→ **DESCRIPTION OF THE TASK**
Write out all the entries word for word, but skip any images.

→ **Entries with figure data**
========================================
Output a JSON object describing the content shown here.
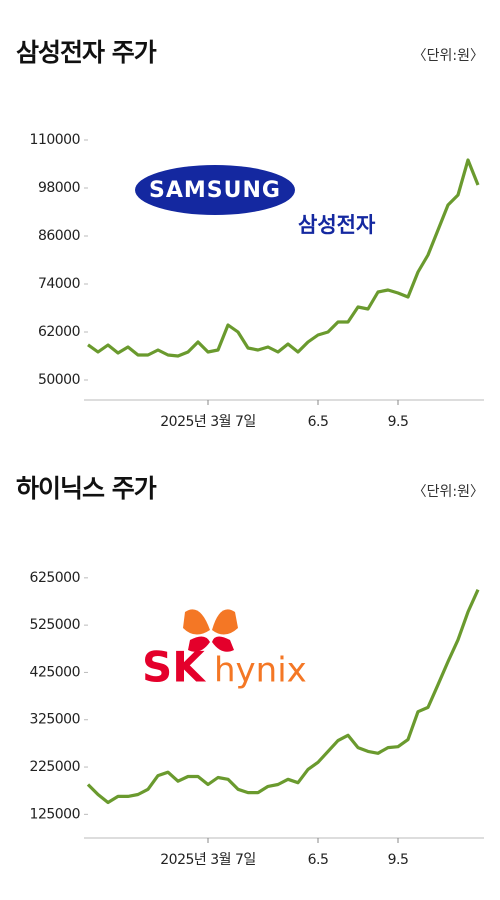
{
  "chart_data": [
    {
      "type": "line",
      "title": "삼성전자 주가",
      "unit": "〈단위:원〉",
      "logo_text": "SAMSUNG",
      "logo_subtext": "삼성전자",
      "categories": [
        null,
        null,
        null,
        null,
        null,
        null,
        null,
        null,
        null,
        null,
        null,
        null,
        "2025년 3월 7일",
        null,
        null,
        null,
        null,
        null,
        null,
        null,
        null,
        null,
        null,
        "6.5",
        null,
        null,
        null,
        null,
        null,
        null,
        null,
        "9.5",
        null,
        null,
        null,
        null,
        null,
        null,
        null,
        null
      ],
      "values": [
        58800,
        57000,
        58750,
        56750,
        58250,
        56250,
        56250,
        57500,
        56250,
        56000,
        57000,
        59500,
        57000,
        57500,
        63750,
        62000,
        58000,
        57500,
        58250,
        57000,
        59000,
        57000,
        59500,
        61250,
        62000,
        64500,
        64500,
        68250,
        67750,
        72000,
        72500,
        71750,
        70750,
        77000,
        81250,
        87500,
        93750,
        96250,
        105000,
        98750
      ],
      "color": "#6a9a2e",
      "ylim": [
        45000,
        112500
      ],
      "yticks": [
        50000,
        62000,
        74000,
        86000,
        98000,
        110000
      ]
    },
    {
      "type": "line",
      "title": "하이닉스 주가",
      "unit": "〈단위:원〉",
      "logo_text": "SK",
      "logo_subtext": "hynix",
      "categories": [
        null,
        null,
        null,
        null,
        null,
        null,
        null,
        null,
        null,
        null,
        null,
        null,
        "2025년 3월 7일",
        null,
        null,
        null,
        null,
        null,
        null,
        null,
        null,
        null,
        null,
        "6.5",
        null,
        null,
        null,
        null,
        null,
        null,
        null,
        "9.5",
        null,
        null,
        null,
        null,
        null,
        null,
        null,
        null
      ],
      "values": [
        188000,
        167000,
        150000,
        163000,
        163000,
        167000,
        178000,
        207000,
        214000,
        195000,
        205000,
        205000,
        188000,
        203000,
        199000,
        178000,
        171000,
        171000,
        184000,
        188000,
        199000,
        192000,
        220000,
        235000,
        258000,
        281000,
        292000,
        266000,
        258000,
        254000,
        266000,
        268000,
        283000,
        342000,
        351000,
        399000,
        448000,
        494000,
        553000,
        600000
      ],
      "color": "#6a9a2e",
      "ylim": [
        75000,
        650000
      ],
      "yticks": [
        125000,
        225000,
        325000,
        425000,
        525000,
        625000
      ]
    }
  ]
}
========================================
→ **SOLUTION TO THE PROBLEM**
Output a JSON object describing the content shown here.
{
  "chart_data": [
    {
      "type": "line",
      "title": "삼성전자 주가",
      "unit": "〈단위:원〉",
      "logo_text": "SAMSUNG",
      "logo_subtext": "삼성전자",
      "categories": [
        null,
        null,
        null,
        null,
        null,
        null,
        null,
        null,
        null,
        null,
        null,
        null,
        "2025년 3월 7일",
        null,
        null,
        null,
        null,
        null,
        null,
        null,
        null,
        null,
        null,
        "6.5",
        null,
        null,
        null,
        null,
        null,
        null,
        null,
        "9.5",
        null,
        null,
        null,
        null,
        null,
        null,
        null,
        null
      ],
      "values": [
        58800,
        57000,
        58750,
        56750,
        58250,
        56250,
        56250,
        57500,
        56250,
        56000,
        57000,
        59500,
        57000,
        57500,
        63750,
        62000,
        58000,
        57500,
        58250,
        57000,
        59000,
        57000,
        59500,
        61250,
        62000,
        64500,
        64500,
        68250,
        67750,
        72000,
        72500,
        71750,
        70750,
        77000,
        81250,
        87500,
        93750,
        96250,
        105000,
        98750
      ],
      "color": "#6a9a2e",
      "ylim": [
        45000,
        112500
      ],
      "yticks": [
        50000,
        62000,
        74000,
        86000,
        98000,
        110000
      ]
    },
    {
      "type": "line",
      "title": "하이닉스 주가",
      "unit": "〈단위:원〉",
      "logo_text": "SK",
      "logo_subtext": "hynix",
      "categories": [
        null,
        null,
        null,
        null,
        null,
        null,
        null,
        null,
        null,
        null,
        null,
        null,
        "2025년 3월 7일",
        null,
        null,
        null,
        null,
        null,
        null,
        null,
        null,
        null,
        null,
        "6.5",
        null,
        null,
        null,
        null,
        null,
        null,
        null,
        "9.5",
        null,
        null,
        null,
        null,
        null,
        null,
        null,
        null
      ],
      "values": [
        188000,
        167000,
        150000,
        163000,
        163000,
        167000,
        178000,
        207000,
        214000,
        195000,
        205000,
        205000,
        188000,
        203000,
        199000,
        178000,
        171000,
        171000,
        184000,
        188000,
        199000,
        192000,
        220000,
        235000,
        258000,
        281000,
        292000,
        266000,
        258000,
        254000,
        266000,
        268000,
        283000,
        342000,
        351000,
        399000,
        448000,
        494000,
        553000,
        600000
      ],
      "color": "#6a9a2e",
      "ylim": [
        75000,
        650000
      ],
      "yticks": [
        125000,
        225000,
        325000,
        425000,
        525000,
        625000
      ]
    }
  ]
}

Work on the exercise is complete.